Records:
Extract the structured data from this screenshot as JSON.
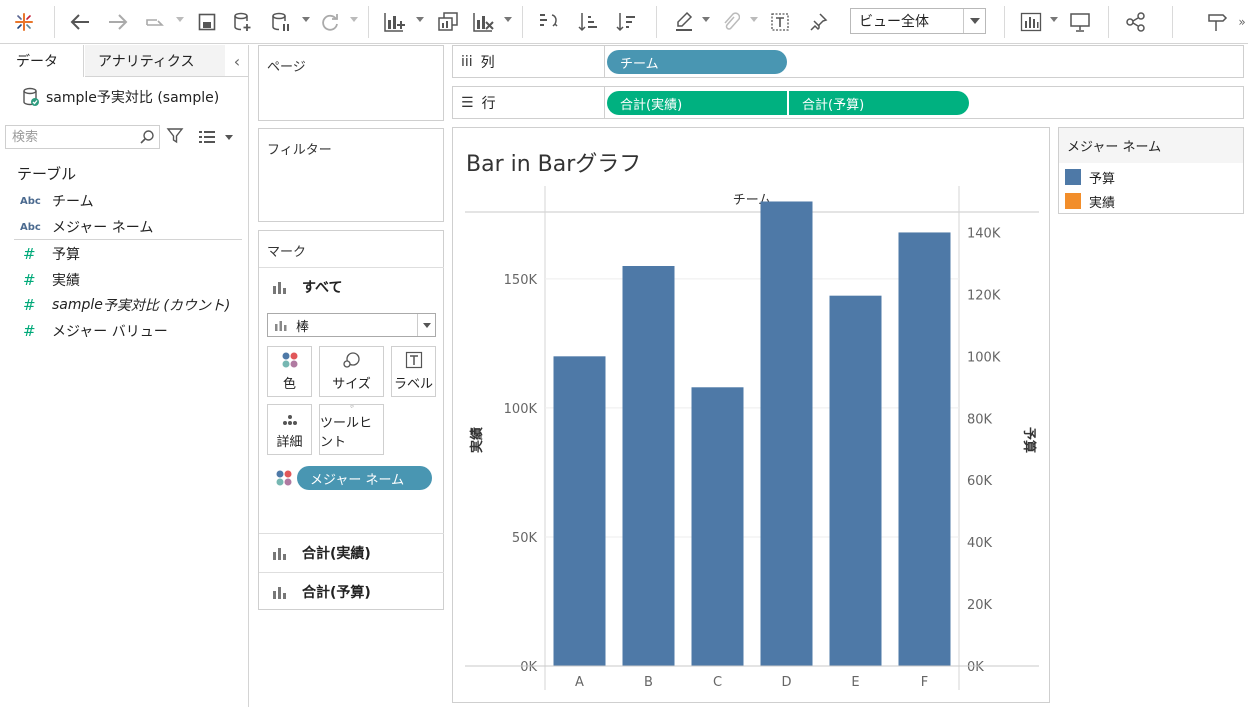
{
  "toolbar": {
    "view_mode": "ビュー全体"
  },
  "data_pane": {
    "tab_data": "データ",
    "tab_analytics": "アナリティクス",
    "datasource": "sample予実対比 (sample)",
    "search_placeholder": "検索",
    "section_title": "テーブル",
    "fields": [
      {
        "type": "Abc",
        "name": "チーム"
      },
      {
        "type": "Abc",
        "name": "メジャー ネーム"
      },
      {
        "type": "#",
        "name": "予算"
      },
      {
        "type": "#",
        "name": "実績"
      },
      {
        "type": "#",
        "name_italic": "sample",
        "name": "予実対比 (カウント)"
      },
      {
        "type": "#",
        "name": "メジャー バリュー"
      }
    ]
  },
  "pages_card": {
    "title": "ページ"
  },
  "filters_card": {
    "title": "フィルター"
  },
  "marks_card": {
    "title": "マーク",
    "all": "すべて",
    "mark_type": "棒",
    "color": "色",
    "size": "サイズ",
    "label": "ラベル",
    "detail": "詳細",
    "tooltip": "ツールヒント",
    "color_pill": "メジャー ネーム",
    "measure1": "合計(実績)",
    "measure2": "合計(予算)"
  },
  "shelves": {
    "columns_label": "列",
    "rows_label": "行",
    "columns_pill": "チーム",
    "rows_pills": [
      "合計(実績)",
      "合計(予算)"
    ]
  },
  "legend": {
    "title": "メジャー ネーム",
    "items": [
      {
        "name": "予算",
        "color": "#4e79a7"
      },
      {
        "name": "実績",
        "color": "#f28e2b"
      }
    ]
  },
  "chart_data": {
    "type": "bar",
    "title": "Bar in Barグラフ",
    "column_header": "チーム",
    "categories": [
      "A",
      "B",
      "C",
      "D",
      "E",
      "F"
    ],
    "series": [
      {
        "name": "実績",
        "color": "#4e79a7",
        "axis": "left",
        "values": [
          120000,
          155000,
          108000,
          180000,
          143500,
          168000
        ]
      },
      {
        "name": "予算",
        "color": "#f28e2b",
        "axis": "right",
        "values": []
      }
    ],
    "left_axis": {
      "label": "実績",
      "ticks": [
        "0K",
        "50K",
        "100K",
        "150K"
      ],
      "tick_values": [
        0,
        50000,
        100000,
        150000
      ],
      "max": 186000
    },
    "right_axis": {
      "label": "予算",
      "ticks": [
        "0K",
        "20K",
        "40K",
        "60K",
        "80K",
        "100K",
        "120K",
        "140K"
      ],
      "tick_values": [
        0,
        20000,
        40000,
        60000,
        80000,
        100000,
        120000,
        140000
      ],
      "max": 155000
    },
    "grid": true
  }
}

▶ [DIRECTIONS FOR THIS TASK] Read the lines above. Gather those in which the string "メジャー" is found.

▶ [RESULT OF THE EXERCISE]
        "name": "メジャー ネーム"
        "name": "メジャー バリュー"
    "color_pill": "メジャー ネーム",
    "title": "メジャー ネーム",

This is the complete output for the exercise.